Extract
++++

The Right to Be Alone

In recent years, calls for the complete abolition of state-sponsored police forces, once at the distant periphery of political discourse, have moved to the center. They challenge us to rethink how social and political life is shaped and regulated. An important element of this challenge is a recognition of the bizarre ways in which these armed state employees are used. When, that is, do people call the cops? When they feel like they’re in danger, sure; but when do people feel like they’re in danger?

Recall, after all, that the past five hundred years have been spent perfecting and propagating mythologies about the profound dangers certain groups of people, such as black folks, pose to social order. The oft-repeated (not often enough) reminder that the American police system was developed in part to police slaves is a particularly sharp point of emphasis. What is policed and how has never been neutral. It has always been formed by and for structures of – often evil, always brutal – power. In other words, “danger” is no natural or obvious category; it is one subject to the manipulations of political systems and ideologies. People call the cops when a neighbor is too loud; when they see a group of black people assembled in a public park (for a picnic); when an unhoused person is asleep on the subway; when someone is talking too loud and too frantically on the street; when protestors are marching; and so on. Do these incidents rightly deserve the label “dangerous”?

Critiques like these are, at this point, familiar enough. But I want to focus on a particular way in which the politicized notion of danger is used, one that deserves more careful philosophical attention than it has received. This use of danger frequently mobilizes the police; more often, it drives us to act as police in our everyday lives. This is the perceived danger of what the philosopher Denise Ferreira Da Silva calls affectability: the power of the simple and brute presence of other human beings – their bodies, their smells, their noise – to affect us. The modern world is a world in which we are, too many of us, involved in the practice of ensuring the minimal possibility of being so affected by others.

++++

Written task 1
Render the entries in the dataset rows as a Markdown table with the columns Row and Entry, leaving out blank lines. Begin at the first entry and stop after the one that has "pie-chart: 75%: [367, 238, 435, 328]".

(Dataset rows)
++++

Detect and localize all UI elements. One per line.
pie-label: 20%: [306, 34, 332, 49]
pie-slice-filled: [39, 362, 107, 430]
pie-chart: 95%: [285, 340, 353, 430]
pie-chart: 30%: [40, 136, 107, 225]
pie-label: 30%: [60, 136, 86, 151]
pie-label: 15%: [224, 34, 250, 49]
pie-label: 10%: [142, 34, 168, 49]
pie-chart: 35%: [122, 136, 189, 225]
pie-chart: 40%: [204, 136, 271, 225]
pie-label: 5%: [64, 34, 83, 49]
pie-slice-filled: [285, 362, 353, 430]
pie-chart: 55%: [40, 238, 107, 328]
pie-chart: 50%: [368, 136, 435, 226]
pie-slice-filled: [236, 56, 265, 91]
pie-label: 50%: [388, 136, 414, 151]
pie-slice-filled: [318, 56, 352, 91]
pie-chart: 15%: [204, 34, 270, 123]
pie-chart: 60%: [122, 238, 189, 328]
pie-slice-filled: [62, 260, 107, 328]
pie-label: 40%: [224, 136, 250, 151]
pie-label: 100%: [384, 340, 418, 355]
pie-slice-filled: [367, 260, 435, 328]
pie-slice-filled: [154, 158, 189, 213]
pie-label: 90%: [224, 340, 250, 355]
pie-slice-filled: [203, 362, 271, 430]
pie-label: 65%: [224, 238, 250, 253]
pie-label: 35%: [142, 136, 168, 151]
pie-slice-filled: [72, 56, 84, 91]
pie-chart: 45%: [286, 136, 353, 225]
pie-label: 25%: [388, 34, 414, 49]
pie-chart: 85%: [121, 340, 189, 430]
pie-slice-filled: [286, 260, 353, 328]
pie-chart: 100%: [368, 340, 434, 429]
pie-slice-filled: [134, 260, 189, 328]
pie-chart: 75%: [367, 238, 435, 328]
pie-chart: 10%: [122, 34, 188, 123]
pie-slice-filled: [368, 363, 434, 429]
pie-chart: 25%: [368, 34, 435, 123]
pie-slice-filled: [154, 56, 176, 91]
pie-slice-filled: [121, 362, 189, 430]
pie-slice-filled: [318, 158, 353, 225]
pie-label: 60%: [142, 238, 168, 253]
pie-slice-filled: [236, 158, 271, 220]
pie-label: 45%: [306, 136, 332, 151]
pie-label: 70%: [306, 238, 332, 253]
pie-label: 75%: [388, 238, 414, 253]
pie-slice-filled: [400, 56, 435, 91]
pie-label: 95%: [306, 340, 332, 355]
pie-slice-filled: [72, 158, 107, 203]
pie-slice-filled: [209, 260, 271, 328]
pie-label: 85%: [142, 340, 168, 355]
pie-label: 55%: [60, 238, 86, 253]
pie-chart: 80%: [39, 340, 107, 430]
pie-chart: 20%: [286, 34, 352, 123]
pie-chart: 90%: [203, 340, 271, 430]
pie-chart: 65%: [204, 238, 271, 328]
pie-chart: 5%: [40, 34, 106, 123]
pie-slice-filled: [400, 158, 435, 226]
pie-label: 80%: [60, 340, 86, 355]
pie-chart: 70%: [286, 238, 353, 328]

++++

Written task 2
Answer these questions about the essay on policing:
(a) Where did calls to abolish state-sponsored police forces once sit?
(b) According to the essay on policing, what was the American police system developed in part to do?
(c) Which philosopher does the essay on policing credit with the term "affectability"?

Task answer 1
| Row | Entry |
|---|---|
| 1 | Detect and localize all UI elements. One per line. |
| 2 | pie-label: 20%: [306, 34, 332, 49] |
| 3 | pie-slice-filled: [39, 362, 107, 430] |
| 4 | pie-chart: 95%: [285, 340, 353, 430] |
| 5 | pie-chart: 30%: [40, 136, 107, 225] |
| 6 | pie-label: 30%: [60, 136, 86, 151] |
| 7 | pie-label: 15%: [224, 34, 250, 49] |
| 8 | pie-label: 10%: [142, 34, 168, 49] |
| 9 | pie-chart: 35%: [122, 136, 189, 225] |
| 10 | pie-chart: 40%: [204, 136, 271, 225] |
| 11 | pie-label: 5%: [64, 34, 83, 49] |
| 12 | pie-slice-filled: [285, 362, 353, 430] |
| 13 | pie-chart: 55%: [40, 238, 107, 328] |
| 14 | pie-chart: 50%: [368, 136, 435, 226] |
| 15 | pie-slice-filled: [236, 56, 265, 91] |
| 16 | pie-label: 50%: [388, 136, 414, 151] |
| 17 | pie-slice-filled: [318, 56, 352, 91] |
| 18 | pie-chart: 15%: [204, 34, 270, 123] |
| 19 | pie-chart: 60%: [122, 238, 189, 328] |
| 20 | pie-slice-filled: [62, 260, 107, 328] |
| 21 | pie-label: 40%: [224, 136, 250, 151] |
| 22 | pie-label: 100%: [384, 340, 418, 355] |
| 23 | pie-slice-filled: [367, 260, 435, 328] |
| 24 | pie-slice-filled: [154, 158, 189, 213] |
| 25 | pie-label: 90%: [224, 340, 250, 355] |
| 26 | pie-slice-filled: [203, 362, 271, 430] |
| 27 | pie-label: 65%: [224, 238, 250, 253] |
| 28 | pie-label: 35%: [142, 136, 168, 151] |
| 29 | pie-slice-filled: [72, 56, 84, 91] |
| 30 | pie-chart: 45%: [286, 136, 353, 225] |
| 31 | pie-label: 25%: [388, 34, 414, 49] |
| 32 | pie-chart: 85%: [121, 340, 189, 430] |
| 33 | pie-slice-filled: [286, 260, 353, 328] |
| 34 | pie-chart: 100%: [368, 340, 434, 429] |
| 35 | pie-slice-filled: [134, 260, 189, 328] |
| 36 | pie-chart: 75%: [367, 238, 435, 328] |

Task answer 2
(a) At the distant periphery of political discourse.
(b) To police slaves.
(c) Denise Ferreira Da Silva.